───── DATA FOR THIS EXERCISE
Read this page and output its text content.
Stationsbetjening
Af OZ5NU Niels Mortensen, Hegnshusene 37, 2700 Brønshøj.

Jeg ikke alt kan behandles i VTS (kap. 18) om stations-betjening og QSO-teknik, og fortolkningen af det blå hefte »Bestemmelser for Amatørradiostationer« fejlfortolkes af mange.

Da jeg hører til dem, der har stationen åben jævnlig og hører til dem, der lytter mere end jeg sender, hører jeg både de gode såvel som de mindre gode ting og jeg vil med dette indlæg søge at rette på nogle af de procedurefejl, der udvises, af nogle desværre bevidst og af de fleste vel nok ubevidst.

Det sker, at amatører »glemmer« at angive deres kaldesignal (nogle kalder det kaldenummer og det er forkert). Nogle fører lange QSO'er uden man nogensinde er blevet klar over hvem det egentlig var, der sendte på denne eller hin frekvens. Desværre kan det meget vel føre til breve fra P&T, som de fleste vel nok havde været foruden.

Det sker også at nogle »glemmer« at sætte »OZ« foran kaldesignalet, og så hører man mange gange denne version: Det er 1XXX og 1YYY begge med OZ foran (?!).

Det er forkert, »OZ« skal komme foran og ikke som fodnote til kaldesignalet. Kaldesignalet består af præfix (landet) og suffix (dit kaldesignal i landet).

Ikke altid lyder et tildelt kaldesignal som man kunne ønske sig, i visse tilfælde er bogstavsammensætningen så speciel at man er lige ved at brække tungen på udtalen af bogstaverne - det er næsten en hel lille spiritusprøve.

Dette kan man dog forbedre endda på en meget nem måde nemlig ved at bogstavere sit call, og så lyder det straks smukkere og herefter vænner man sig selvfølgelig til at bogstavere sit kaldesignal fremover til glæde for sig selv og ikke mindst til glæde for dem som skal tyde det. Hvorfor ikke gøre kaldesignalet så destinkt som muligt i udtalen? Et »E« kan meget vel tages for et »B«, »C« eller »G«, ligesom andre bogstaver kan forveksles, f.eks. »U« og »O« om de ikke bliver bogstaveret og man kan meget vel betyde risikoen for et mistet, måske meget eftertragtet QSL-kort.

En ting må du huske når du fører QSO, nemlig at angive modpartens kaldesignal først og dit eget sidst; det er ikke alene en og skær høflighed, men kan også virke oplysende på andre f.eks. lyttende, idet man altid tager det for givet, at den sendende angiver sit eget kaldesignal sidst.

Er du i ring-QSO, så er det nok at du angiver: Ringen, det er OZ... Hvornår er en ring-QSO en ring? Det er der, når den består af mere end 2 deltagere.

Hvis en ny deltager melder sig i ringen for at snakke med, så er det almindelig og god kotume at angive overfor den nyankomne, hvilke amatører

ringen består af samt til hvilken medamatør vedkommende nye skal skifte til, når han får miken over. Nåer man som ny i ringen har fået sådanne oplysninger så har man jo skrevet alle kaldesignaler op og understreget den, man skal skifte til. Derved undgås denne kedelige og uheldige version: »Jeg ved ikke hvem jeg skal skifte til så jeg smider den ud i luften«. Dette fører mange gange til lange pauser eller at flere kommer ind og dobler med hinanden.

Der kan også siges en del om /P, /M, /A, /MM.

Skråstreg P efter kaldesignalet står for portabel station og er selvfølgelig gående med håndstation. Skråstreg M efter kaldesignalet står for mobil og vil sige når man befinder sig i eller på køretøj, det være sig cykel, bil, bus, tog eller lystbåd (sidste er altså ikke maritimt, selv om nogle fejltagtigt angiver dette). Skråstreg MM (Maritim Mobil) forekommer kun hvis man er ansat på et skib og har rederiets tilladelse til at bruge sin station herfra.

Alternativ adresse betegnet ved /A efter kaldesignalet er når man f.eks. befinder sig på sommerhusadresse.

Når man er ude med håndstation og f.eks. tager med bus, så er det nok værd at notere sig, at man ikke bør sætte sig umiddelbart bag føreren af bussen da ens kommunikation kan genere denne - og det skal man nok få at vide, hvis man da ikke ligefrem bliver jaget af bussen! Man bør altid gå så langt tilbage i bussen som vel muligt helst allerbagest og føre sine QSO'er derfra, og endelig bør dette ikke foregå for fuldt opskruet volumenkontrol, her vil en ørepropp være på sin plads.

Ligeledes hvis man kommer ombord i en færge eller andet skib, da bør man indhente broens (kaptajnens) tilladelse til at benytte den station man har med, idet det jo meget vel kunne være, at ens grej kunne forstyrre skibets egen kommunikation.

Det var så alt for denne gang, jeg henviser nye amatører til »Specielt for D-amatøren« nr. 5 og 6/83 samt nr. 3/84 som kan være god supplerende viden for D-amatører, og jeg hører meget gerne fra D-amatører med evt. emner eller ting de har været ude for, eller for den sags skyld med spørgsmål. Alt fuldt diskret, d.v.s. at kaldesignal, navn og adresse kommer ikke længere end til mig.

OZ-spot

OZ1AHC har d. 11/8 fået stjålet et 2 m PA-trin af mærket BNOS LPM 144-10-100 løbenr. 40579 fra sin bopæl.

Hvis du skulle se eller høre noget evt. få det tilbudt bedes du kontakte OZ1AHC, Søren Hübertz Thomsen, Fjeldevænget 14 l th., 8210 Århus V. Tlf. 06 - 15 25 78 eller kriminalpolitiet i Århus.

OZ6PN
──────────
REQUEST — Repeat each record in full; every line must match exactly.

THE OUTPUT —
Read this page and output its text content.
Stationsbetjening
Af OZ5NU Niels Mortensen, Hegnshusene 37, 2700 Brønshøj.

Jeg ikke alt kan behandles i VTS (kap. 18) om stations-betjening og QSO-teknik, og fortolkningen af det blå hefte »Bestemmelser for Amatørradiostationer« fejlfortolkes af mange.

Da jeg hører til dem, der har stationen åben jævnlig og hører til dem, der lytter mere end jeg sender, hører jeg både de gode såvel som de mindre gode ting og jeg vil med dette indlæg søge at rette på nogle af de procedurefejl, der udvises, af nogle desværre bevidst og af de fleste vel nok ubevidst.

Det sker, at amatører »glemmer« at angive deres kaldesignal (nogle kalder det kaldenummer og det er forkert). Nogle fører lange QSO'er uden man nogensinde er blevet klar over hvem det egentlig var, der sendte på denne eller hin frekvens. Desværre kan det meget vel føre til breve fra P&T, som de fleste vel nok havde været foruden.

Det sker også at nogle »glemmer« at sætte »OZ« foran kaldesignalet, og så hører man mange gange denne version: Det er 1XXX og 1YYY begge med OZ foran (?!).

Det er forkert, »OZ« skal komme foran og ikke som fodnote til kaldesignalet. Kaldesignalet består af præfix (landet) og suffix (dit kaldesignal i landet).

Ikke altid lyder et tildelt kaldesignal som man kunne ønske sig, i visse tilfælde er bogstavsammensætningen så speciel at man er lige ved at brække tungen på udtalen af bogstaverne - det er næsten en hel lille spiritusprøve.

Dette kan man dog forbedre endda på en meget nem måde nemlig ved at bogstavere sit call, og så lyder det straks smukkere og herefter vænner man sig selvfølgelig til at bogstavere sit kaldesignal fremover til glæde for sig selv og ikke mindst til glæde for dem som skal tyde det. Hvorfor ikke gøre kaldesignalet så destinkt som muligt i udtalen? Et »E« kan meget vel tages for et »B«, »C« eller »G«, ligesom andre bogstaver kan forveksles, f.eks. »U« og »O« om de ikke bliver bogstaveret og man kan meget vel betyde risikoen for et mistet, måske meget eftertragtet QSL-kort.

En ting må du huske når du fører QSO, nemlig at angive modpartens kaldesignal først og dit eget sidst; det er ikke alene en og skær høflighed, men kan også virke oplysende på andre f.eks. lyttende, idet man altid tager det for givet, at den sendende angiver sit eget kaldesignal sidst.

Er du i ring-QSO, så er det nok at du angiver: Ringen, det er OZ... Hvornår er en ring-QSO en ring? Det er der, når den består af mere end 2 deltagere.

Hvis en ny deltager melder sig i ringen for at snakke med, så er det almindelig og god kotume at angive overfor den nyankomne, hvilke amatører

ringen består af samt til hvilken medamatør vedkommende nye skal skifte til, når han får miken over. Nåer man som ny i ringen har fået sådanne oplysninger så har man jo skrevet alle kaldesignaler op og understreget den, man skal skifte til. Derved undgås denne kedelige og uheldige version: »Jeg ved ikke hvem jeg skal skifte til så jeg smider den ud i luften«. Dette fører mange gange til lange pauser eller at flere kommer ind og dobler med hinanden.

Der kan også siges en del om /P, /M, /A, /MM.

Skråstreg P efter kaldesignalet står for portabel station og er selvfølgelig gående med håndstation. Skråstreg M efter kaldesignalet står for mobil og vil sige når man befinder sig i eller på køretøj, det være sig cykel, bil, bus, tog eller lystbåd (sidste er altså ikke maritimt, selv om nogle fejltagtigt angiver dette). Skråstreg MM (Maritim Mobil) forekommer kun hvis man er ansat på et skib og har rederiets tilladelse til at bruge sin station herfra.

Alternativ adresse betegnet ved /A efter kaldesignalet er når man f.eks. befinder sig på sommerhusadresse.

Når man er ude med håndstation og f.eks. tager med bus, så er det nok værd at notere sig, at man ikke bør sætte sig umiddelbart bag føreren af bussen da ens kommunikation kan genere denne - og det skal man nok få at vide, hvis man da ikke ligefrem bliver jaget af bussen! Man bør altid gå så langt tilbage i bussen som vel muligt helst allerbagest og føre sine QSO'er derfra, og endelig bør dette ikke foregå for fuldt opskruet volumenkontrol, her vil en ørepropp være på sin plads.

Ligeledes hvis man kommer ombord i en færge eller andet skib, da bør man indhente broens (kaptajnens) tilladelse til at benytte den station man har med, idet det jo meget vel kunne være, at ens grej kunne forstyrre skibets egen kommunikation.

Det var så alt for denne gang, jeg henviser nye amatører til »Specielt for D-amatøren« nr. 5 og 6/83 samt nr. 3/84 som kan være god supplerende viden for D-amatører, og jeg hører meget gerne fra D-amatører med evt. emner eller ting de har været ude for, eller for den sags skyld med spørgsmål. Alt fuldt diskret, d.v.s. at kaldesignal, navn og adresse kommer ikke længere end til mig.

OZ-spot

OZ1AHC har d. 11/8 fået stjålet et 2 m PA-trin af mærket BNOS LPM 144-10-100 løbenr. 40579 fra sin bopæl.

Hvis du skulle se eller høre noget evt. få det tilbudt bedes du kontakte OZ1AHC, Søren Hübertz Thomsen, Fjeldevænget 14 l th., 8210 Århus V. Tlf. 06 - 15 25 78 eller kriminalpolitiet i Århus.

OZ6PN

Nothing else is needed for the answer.